What is required
Reproduce unchanged the rows below that open with the one containing "59, 1233, 73]" and close with the one containing "dialog-titlebar: Заявление на", including both of those rows.

Items

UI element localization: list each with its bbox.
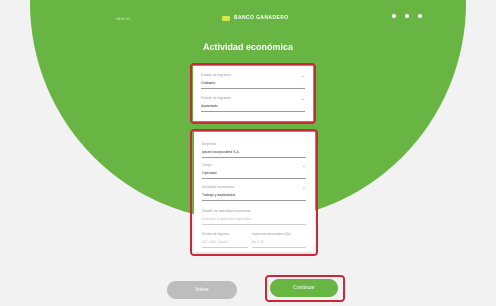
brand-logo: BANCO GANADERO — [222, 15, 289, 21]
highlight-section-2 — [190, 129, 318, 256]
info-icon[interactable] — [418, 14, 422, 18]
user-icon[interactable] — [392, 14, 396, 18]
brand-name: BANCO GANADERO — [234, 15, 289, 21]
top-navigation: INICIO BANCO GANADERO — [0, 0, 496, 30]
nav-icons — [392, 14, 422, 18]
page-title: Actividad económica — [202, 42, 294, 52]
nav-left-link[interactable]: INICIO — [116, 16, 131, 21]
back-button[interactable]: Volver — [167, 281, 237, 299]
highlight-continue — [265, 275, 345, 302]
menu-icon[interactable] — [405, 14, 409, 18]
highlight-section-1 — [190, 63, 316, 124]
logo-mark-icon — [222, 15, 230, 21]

---

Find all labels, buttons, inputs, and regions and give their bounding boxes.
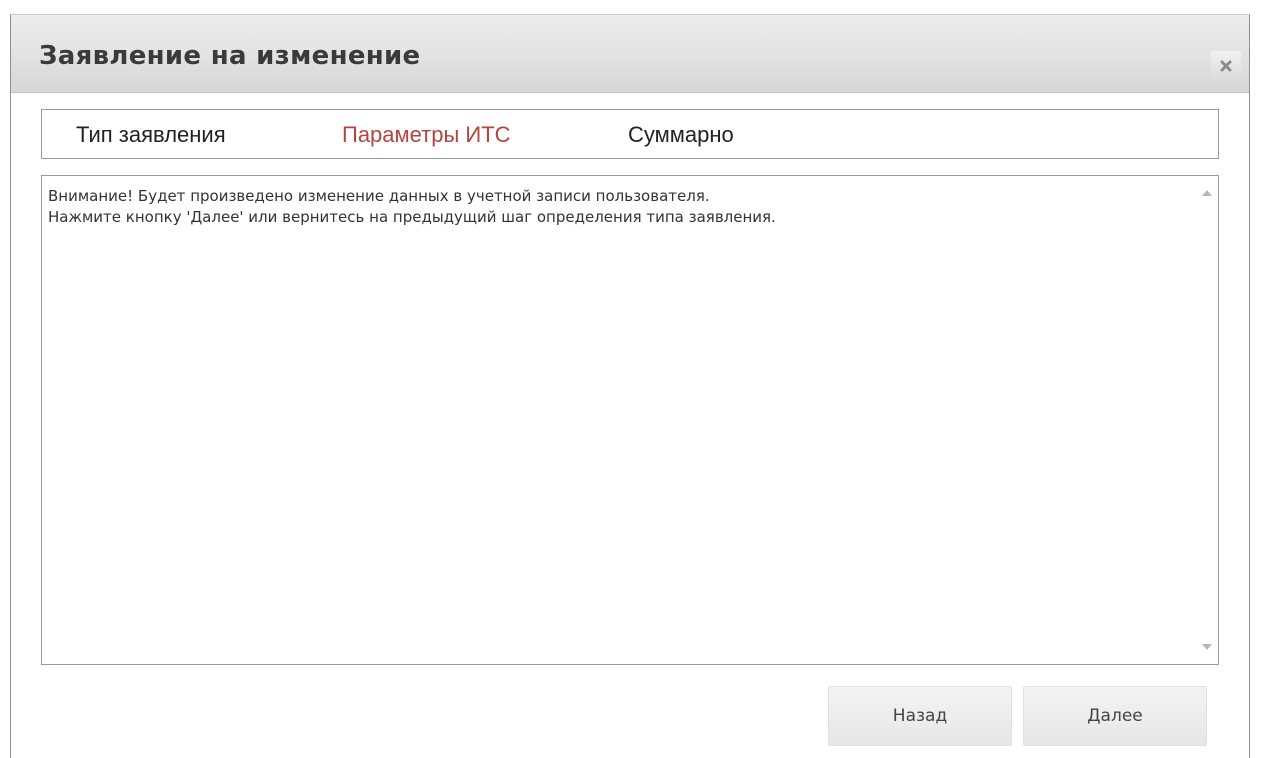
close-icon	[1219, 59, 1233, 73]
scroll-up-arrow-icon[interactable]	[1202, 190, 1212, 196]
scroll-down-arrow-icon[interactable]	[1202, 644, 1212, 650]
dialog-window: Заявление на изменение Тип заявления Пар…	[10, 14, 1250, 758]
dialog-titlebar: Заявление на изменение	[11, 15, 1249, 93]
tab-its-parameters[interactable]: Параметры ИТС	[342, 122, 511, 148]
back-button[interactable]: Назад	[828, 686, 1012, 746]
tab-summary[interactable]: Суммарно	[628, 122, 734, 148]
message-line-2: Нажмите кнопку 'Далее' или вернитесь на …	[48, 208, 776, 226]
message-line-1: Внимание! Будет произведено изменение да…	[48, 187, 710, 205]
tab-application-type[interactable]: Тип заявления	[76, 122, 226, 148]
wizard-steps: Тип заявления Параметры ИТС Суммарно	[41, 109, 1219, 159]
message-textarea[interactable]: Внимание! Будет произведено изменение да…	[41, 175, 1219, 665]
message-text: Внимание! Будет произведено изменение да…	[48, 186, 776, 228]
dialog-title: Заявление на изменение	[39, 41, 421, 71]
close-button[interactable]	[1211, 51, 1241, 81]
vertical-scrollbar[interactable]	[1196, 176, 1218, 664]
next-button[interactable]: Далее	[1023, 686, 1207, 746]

* * *

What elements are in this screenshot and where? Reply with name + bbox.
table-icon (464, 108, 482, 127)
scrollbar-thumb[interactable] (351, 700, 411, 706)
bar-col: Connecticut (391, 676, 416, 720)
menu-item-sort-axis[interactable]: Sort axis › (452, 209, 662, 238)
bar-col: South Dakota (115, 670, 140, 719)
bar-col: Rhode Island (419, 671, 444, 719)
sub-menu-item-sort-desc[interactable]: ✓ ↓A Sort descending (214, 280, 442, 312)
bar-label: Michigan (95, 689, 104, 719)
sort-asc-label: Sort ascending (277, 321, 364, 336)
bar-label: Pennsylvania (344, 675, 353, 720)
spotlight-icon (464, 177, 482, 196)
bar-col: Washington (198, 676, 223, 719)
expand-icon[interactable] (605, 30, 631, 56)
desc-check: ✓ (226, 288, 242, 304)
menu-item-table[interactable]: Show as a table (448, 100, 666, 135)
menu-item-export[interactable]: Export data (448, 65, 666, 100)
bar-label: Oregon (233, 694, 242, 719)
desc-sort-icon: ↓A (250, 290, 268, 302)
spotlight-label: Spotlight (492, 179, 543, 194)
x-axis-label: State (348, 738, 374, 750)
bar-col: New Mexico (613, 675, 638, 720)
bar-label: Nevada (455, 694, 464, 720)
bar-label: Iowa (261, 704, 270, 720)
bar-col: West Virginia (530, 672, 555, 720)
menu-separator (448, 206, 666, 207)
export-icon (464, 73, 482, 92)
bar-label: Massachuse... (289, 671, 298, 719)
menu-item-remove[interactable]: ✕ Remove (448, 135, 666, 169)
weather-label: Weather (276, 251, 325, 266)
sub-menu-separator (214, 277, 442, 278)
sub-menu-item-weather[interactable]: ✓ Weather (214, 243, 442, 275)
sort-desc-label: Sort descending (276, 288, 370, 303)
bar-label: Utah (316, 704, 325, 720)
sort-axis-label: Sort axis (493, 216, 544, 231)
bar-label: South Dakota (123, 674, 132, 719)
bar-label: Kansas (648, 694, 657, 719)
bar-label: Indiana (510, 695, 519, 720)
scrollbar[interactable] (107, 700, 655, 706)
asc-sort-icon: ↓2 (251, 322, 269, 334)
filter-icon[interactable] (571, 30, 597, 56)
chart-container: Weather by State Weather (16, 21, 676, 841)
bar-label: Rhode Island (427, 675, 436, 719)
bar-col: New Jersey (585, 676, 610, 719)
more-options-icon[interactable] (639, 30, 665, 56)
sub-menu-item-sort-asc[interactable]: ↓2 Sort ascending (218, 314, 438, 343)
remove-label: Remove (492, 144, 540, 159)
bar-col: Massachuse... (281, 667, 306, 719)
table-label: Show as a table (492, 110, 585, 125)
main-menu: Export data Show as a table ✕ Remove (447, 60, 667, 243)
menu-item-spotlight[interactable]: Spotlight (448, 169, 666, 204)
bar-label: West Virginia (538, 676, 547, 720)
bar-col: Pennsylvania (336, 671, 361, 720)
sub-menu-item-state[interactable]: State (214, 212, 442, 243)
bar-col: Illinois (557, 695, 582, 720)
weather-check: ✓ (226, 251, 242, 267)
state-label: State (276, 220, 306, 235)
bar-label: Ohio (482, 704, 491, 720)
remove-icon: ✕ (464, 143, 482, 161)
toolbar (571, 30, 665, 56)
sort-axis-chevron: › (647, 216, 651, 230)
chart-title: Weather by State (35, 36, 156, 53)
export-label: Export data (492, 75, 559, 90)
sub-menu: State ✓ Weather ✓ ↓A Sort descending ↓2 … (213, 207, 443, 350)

Solution to this task
close-icon	[1219, 59, 1233, 73]
scroll-up-arrow-icon[interactable]	[1202, 190, 1212, 196]
scroll-down-arrow-icon[interactable]	[1202, 644, 1212, 650]
dialog-window: Заявление на изменение Тип заявления Пар…	[10, 14, 1250, 758]
dialog-titlebar: Заявление на изменение	[11, 15, 1249, 93]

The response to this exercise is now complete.